▸ **TASK BRIEF**
The data below needs to be returned exactly, line for line.

________

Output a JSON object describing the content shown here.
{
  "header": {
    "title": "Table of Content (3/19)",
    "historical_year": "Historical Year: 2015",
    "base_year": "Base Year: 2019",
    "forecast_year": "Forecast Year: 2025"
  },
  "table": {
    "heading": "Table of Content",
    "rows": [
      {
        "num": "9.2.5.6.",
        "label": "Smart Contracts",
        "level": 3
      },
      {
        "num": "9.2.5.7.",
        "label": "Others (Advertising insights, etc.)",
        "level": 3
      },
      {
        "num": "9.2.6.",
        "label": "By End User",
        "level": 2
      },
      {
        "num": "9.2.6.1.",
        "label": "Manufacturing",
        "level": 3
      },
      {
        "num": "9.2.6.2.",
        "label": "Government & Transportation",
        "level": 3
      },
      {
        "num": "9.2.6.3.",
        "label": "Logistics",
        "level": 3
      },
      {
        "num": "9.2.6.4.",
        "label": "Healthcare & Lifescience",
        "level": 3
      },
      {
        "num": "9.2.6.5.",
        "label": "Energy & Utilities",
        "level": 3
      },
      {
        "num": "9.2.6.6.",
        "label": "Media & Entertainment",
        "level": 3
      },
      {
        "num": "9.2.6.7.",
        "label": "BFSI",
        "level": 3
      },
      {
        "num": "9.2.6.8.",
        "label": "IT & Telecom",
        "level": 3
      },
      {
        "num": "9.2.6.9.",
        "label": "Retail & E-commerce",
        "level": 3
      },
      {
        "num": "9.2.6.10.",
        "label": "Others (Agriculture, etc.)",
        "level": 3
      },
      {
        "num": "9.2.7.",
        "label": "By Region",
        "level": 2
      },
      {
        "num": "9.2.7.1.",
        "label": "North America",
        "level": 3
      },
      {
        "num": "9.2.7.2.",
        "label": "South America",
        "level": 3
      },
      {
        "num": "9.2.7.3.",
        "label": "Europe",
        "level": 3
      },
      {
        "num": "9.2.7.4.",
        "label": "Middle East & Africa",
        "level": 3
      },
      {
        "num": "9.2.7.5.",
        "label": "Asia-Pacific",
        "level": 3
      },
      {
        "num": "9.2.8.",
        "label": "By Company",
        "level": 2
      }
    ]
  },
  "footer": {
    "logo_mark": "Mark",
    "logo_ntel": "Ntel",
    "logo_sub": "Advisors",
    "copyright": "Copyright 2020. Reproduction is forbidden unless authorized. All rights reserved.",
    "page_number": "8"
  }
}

________

▸ **ANSWER BELOW**
Output a JSON object describing the content shown here.
{
  "header": {
    "title": "Table of Content (3/19)",
    "historical_year": "Historical Year: 2015",
    "base_year": "Base Year: 2019",
    "forecast_year": "Forecast Year: 2025"
  },
  "table": {
    "heading": "Table of Content",
    "rows": [
      {
        "num": "9.2.5.6.",
        "label": "Smart Contracts",
        "level": 3
      },
      {
        "num": "9.2.5.7.",
        "label": "Others (Advertising insights, etc.)",
        "level": 3
      },
      {
        "num": "9.2.6.",
        "label": "By End User",
        "level": 2
      },
      {
        "num": "9.2.6.1.",
        "label": "Manufacturing",
        "level": 3
      },
      {
        "num": "9.2.6.2.",
        "label": "Government & Transportation",
        "level": 3
      },
      {
        "num": "9.2.6.3.",
        "label": "Logistics",
        "level": 3
      },
      {
        "num": "9.2.6.4.",
        "label": "Healthcare & Lifescience",
        "level": 3
      },
      {
        "num": "9.2.6.5.",
        "label": "Energy & Utilities",
        "level": 3
      },
      {
        "num": "9.2.6.6.",
        "label": "Media & Entertainment",
        "level": 3
      },
      {
        "num": "9.2.6.7.",
        "label": "BFSI",
        "level": 3
      },
      {
        "num": "9.2.6.8.",
        "label": "IT & Telecom",
        "level": 3
      },
      {
        "num": "9.2.6.9.",
        "label": "Retail & E-commerce",
        "level": 3
      },
      {
        "num": "9.2.6.10.",
        "label": "Others (Agriculture, etc.)",
        "level": 3
      },
      {
        "num": "9.2.7.",
        "label": "By Region",
        "level": 2
      },
      {
        "num": "9.2.7.1.",
        "label": "North America",
        "level": 3
      },
      {
        "num": "9.2.7.2.",
        "label": "South America",
        "level": 3
      },
      {
        "num": "9.2.7.3.",
        "label": "Europe",
        "level": 3
      },
      {
        "num": "9.2.7.4.",
        "label": "Middle East & Africa",
        "level": 3
      },
      {
        "num": "9.2.7.5.",
        "label": "Asia-Pacific",
        "level": 3
      },
      {
        "num": "9.2.8.",
        "label": "By Company",
        "level": 2
      }
    ]
  },
  "footer": {
    "logo_mark": "Mark",
    "logo_ntel": "Ntel",
    "logo_sub": "Advisors",
    "copyright": "Copyright 2020. Reproduction is forbidden unless authorized. All rights reserved.",
    "page_number": "8"
  }
}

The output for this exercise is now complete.